PROMPT
Copy each line in the data that includes the word "blood".

──────────

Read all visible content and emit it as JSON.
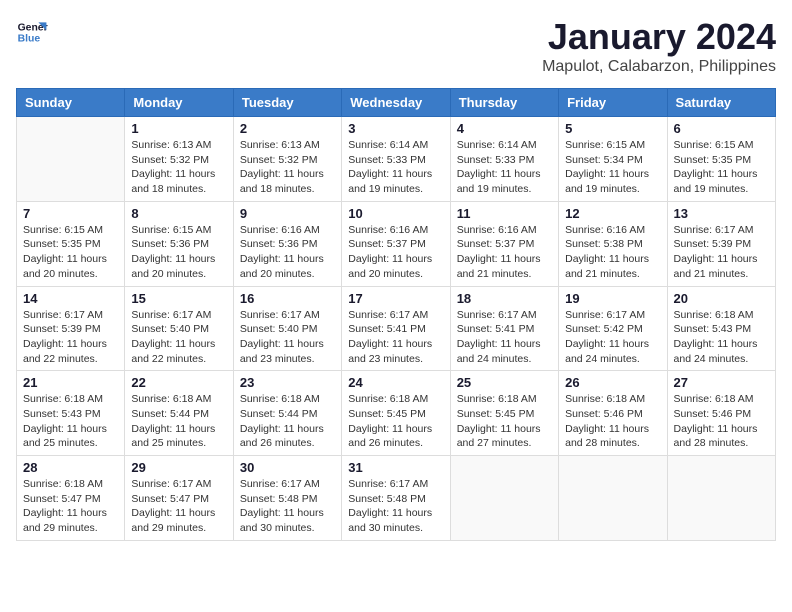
{
  "logo": {
    "line1": "General",
    "line2": "Blue"
  },
  "title": "January 2024",
  "subtitle": "Mapulot, Calabarzon, Philippines",
  "headers": [
    "Sunday",
    "Monday",
    "Tuesday",
    "Wednesday",
    "Thursday",
    "Friday",
    "Saturday"
  ],
  "weeks": [
    [
      {
        "day": "",
        "info": ""
      },
      {
        "day": "1",
        "info": "Sunrise: 6:13 AM\nSunset: 5:32 PM\nDaylight: 11 hours\nand 18 minutes."
      },
      {
        "day": "2",
        "info": "Sunrise: 6:13 AM\nSunset: 5:32 PM\nDaylight: 11 hours\nand 18 minutes."
      },
      {
        "day": "3",
        "info": "Sunrise: 6:14 AM\nSunset: 5:33 PM\nDaylight: 11 hours\nand 19 minutes."
      },
      {
        "day": "4",
        "info": "Sunrise: 6:14 AM\nSunset: 5:33 PM\nDaylight: 11 hours\nand 19 minutes."
      },
      {
        "day": "5",
        "info": "Sunrise: 6:15 AM\nSunset: 5:34 PM\nDaylight: 11 hours\nand 19 minutes."
      },
      {
        "day": "6",
        "info": "Sunrise: 6:15 AM\nSunset: 5:35 PM\nDaylight: 11 hours\nand 19 minutes."
      }
    ],
    [
      {
        "day": "7",
        "info": "Sunrise: 6:15 AM\nSunset: 5:35 PM\nDaylight: 11 hours\nand 20 minutes."
      },
      {
        "day": "8",
        "info": "Sunrise: 6:15 AM\nSunset: 5:36 PM\nDaylight: 11 hours\nand 20 minutes."
      },
      {
        "day": "9",
        "info": "Sunrise: 6:16 AM\nSunset: 5:36 PM\nDaylight: 11 hours\nand 20 minutes."
      },
      {
        "day": "10",
        "info": "Sunrise: 6:16 AM\nSunset: 5:37 PM\nDaylight: 11 hours\nand 20 minutes."
      },
      {
        "day": "11",
        "info": "Sunrise: 6:16 AM\nSunset: 5:37 PM\nDaylight: 11 hours\nand 21 minutes."
      },
      {
        "day": "12",
        "info": "Sunrise: 6:16 AM\nSunset: 5:38 PM\nDaylight: 11 hours\nand 21 minutes."
      },
      {
        "day": "13",
        "info": "Sunrise: 6:17 AM\nSunset: 5:39 PM\nDaylight: 11 hours\nand 21 minutes."
      }
    ],
    [
      {
        "day": "14",
        "info": "Sunrise: 6:17 AM\nSunset: 5:39 PM\nDaylight: 11 hours\nand 22 minutes."
      },
      {
        "day": "15",
        "info": "Sunrise: 6:17 AM\nSunset: 5:40 PM\nDaylight: 11 hours\nand 22 minutes."
      },
      {
        "day": "16",
        "info": "Sunrise: 6:17 AM\nSunset: 5:40 PM\nDaylight: 11 hours\nand 23 minutes."
      },
      {
        "day": "17",
        "info": "Sunrise: 6:17 AM\nSunset: 5:41 PM\nDaylight: 11 hours\nand 23 minutes."
      },
      {
        "day": "18",
        "info": "Sunrise: 6:17 AM\nSunset: 5:41 PM\nDaylight: 11 hours\nand 24 minutes."
      },
      {
        "day": "19",
        "info": "Sunrise: 6:17 AM\nSunset: 5:42 PM\nDaylight: 11 hours\nand 24 minutes."
      },
      {
        "day": "20",
        "info": "Sunrise: 6:18 AM\nSunset: 5:43 PM\nDaylight: 11 hours\nand 24 minutes."
      }
    ],
    [
      {
        "day": "21",
        "info": "Sunrise: 6:18 AM\nSunset: 5:43 PM\nDaylight: 11 hours\nand 25 minutes."
      },
      {
        "day": "22",
        "info": "Sunrise: 6:18 AM\nSunset: 5:44 PM\nDaylight: 11 hours\nand 25 minutes."
      },
      {
        "day": "23",
        "info": "Sunrise: 6:18 AM\nSunset: 5:44 PM\nDaylight: 11 hours\nand 26 minutes."
      },
      {
        "day": "24",
        "info": "Sunrise: 6:18 AM\nSunset: 5:45 PM\nDaylight: 11 hours\nand 26 minutes."
      },
      {
        "day": "25",
        "info": "Sunrise: 6:18 AM\nSunset: 5:45 PM\nDaylight: 11 hours\nand 27 minutes."
      },
      {
        "day": "26",
        "info": "Sunrise: 6:18 AM\nSunset: 5:46 PM\nDaylight: 11 hours\nand 28 minutes."
      },
      {
        "day": "27",
        "info": "Sunrise: 6:18 AM\nSunset: 5:46 PM\nDaylight: 11 hours\nand 28 minutes."
      }
    ],
    [
      {
        "day": "28",
        "info": "Sunrise: 6:18 AM\nSunset: 5:47 PM\nDaylight: 11 hours\nand 29 minutes."
      },
      {
        "day": "29",
        "info": "Sunrise: 6:17 AM\nSunset: 5:47 PM\nDaylight: 11 hours\nand 29 minutes."
      },
      {
        "day": "30",
        "info": "Sunrise: 6:17 AM\nSunset: 5:48 PM\nDaylight: 11 hours\nand 30 minutes."
      },
      {
        "day": "31",
        "info": "Sunrise: 6:17 AM\nSunset: 5:48 PM\nDaylight: 11 hours\nand 30 minutes."
      },
      {
        "day": "",
        "info": ""
      },
      {
        "day": "",
        "info": ""
      },
      {
        "day": "",
        "info": ""
      }
    ]
  ]
}
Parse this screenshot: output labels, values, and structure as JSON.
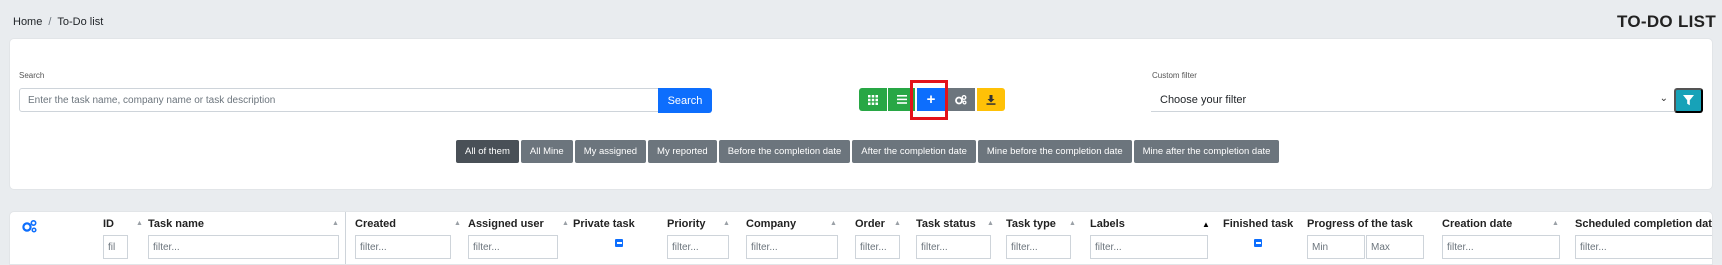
{
  "breadcrumb": {
    "home": "Home",
    "separator": "/",
    "current": "To-Do list"
  },
  "page_title": "TO-DO LIST",
  "search": {
    "label": "Search",
    "placeholder": "Enter the task name, company name or task description",
    "button": "Search"
  },
  "toolbar": {
    "buttons": [
      {
        "icon": "grid-icon",
        "color": "#28a745"
      },
      {
        "icon": "list-icon",
        "color": "#28a745"
      },
      {
        "icon": "plus-icon",
        "label": "+",
        "color": "#0d6efd"
      },
      {
        "icon": "gears-icon",
        "color": "#6c757d"
      },
      {
        "icon": "download-icon",
        "color": "#ffc107"
      }
    ]
  },
  "custom_filter": {
    "label": "Custom filter",
    "value": "Choose your filter",
    "button_icon": "funnel-icon",
    "button_color": "#17a2b8"
  },
  "quick_filters": [
    "All of them",
    "All Mine",
    "My assigned",
    "My reported",
    "Before the completion date",
    "After the completion date",
    "Mine before the completion date",
    "Mine after the completion date"
  ],
  "table": {
    "settings_icon": "gears-icon",
    "columns": {
      "id": {
        "label": "ID",
        "placeholder": "fil"
      },
      "task_name": {
        "label": "Task name",
        "placeholder": "filter..."
      },
      "created": {
        "label": "Created",
        "placeholder": "filter..."
      },
      "assigned_user": {
        "label": "Assigned user",
        "placeholder": "filter..."
      },
      "private_task": {
        "label": "Private task"
      },
      "priority": {
        "label": "Priority",
        "placeholder": "filter..."
      },
      "company": {
        "label": "Company",
        "placeholder": "filter..."
      },
      "order": {
        "label": "Order",
        "placeholder": "filter..."
      },
      "task_status": {
        "label": "Task status",
        "placeholder": "filter..."
      },
      "task_type": {
        "label": "Task type",
        "placeholder": "filter..."
      },
      "labels": {
        "label": "Labels",
        "placeholder": "filter..."
      },
      "finished_task": {
        "label": "Finished task"
      },
      "progress": {
        "label": "Progress of the task",
        "min_placeholder": "Min",
        "max_placeholder": "Max"
      },
      "creation_date": {
        "label": "Creation date",
        "placeholder": "filter..."
      },
      "scheduled_completion": {
        "label": "Scheduled completion date",
        "placeholder": "filter..."
      }
    }
  },
  "colors": {
    "accent": "#0d6efd",
    "highlight": "#e3121b",
    "pill": "#6c757d",
    "pill_active": "#495057"
  }
}
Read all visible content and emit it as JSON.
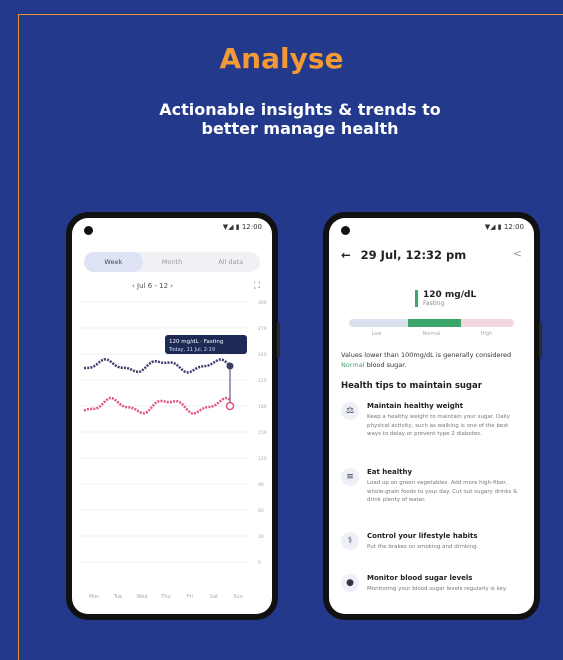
{
  "page": {
    "title": "Analyse",
    "subtitle": "Actionable insights & trends to better manage health"
  },
  "phone1": {
    "status_icons": "▼◢ ▮ 12:00",
    "tabs": [
      "Week",
      "Month",
      "All data"
    ],
    "date_range": "‹  Jul 6 - 12  ›",
    "expand_icon": "⛶",
    "tooltip_line1": "120 mg/dL · Fasting",
    "tooltip_line2": "Today, 11 Jul, 2:19",
    "x_labels": [
      "Mon",
      "Tue",
      "Wed",
      "Thu",
      "Fri",
      "Sat",
      "Sun"
    ],
    "y_labels": [
      "300",
      "270",
      "240",
      "210",
      "180",
      "150",
      "120",
      "90",
      "60",
      "30",
      "0"
    ]
  },
  "phone2": {
    "status_icons": "▼◢ ▮ 12:00",
    "back_icon": "←",
    "header": "29 Jul, 12:32 pm",
    "share_icon": "<",
    "reading_value": "120 mg/dL",
    "reading_sub": "Fasting",
    "range_labels": [
      "Low",
      "Normal",
      "High"
    ],
    "note_pre": "Values lower than 100mg/dL is generally considered ",
    "note_highlight": "Normal",
    "note_post": " blood sugar.",
    "tips_title": "Health tips to maintain sugar",
    "tips": [
      {
        "icon": "⚖",
        "title": "Maintain healthy weight",
        "desc": "Keep a healthy weight to maintain your sugar. Daily physical activity, such as walking is one of the best ways to delay or prevent type 2 diabetes."
      },
      {
        "icon": "≡",
        "title": "Eat healthy",
        "desc": "Load up on green vegetables. Add more high-fiber, whole-grain foods to your day. Cut out sugary drinks & drink plenty of water."
      },
      {
        "icon": "⚕",
        "title": "Control your lifestyle habits",
        "desc": "Put the brakes on smoking and drinking."
      },
      {
        "icon": "●",
        "title": "Monitor blood sugar levels",
        "desc": "Monitoring your blood sugar levels regularly is key."
      }
    ]
  },
  "colors": {
    "background": "#22398c",
    "accent": "#f39a35",
    "series_top": "#3d3f6b",
    "series_bottom": "#e0528a",
    "normal_green": "#3ca66c"
  }
}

──────────

FINISHED EXERCISE
    "note_post": " blood sugar.",
        "title": "Monitor blood sugar levels",
        "desc": "Monitoring your blood sugar levels regularly is key."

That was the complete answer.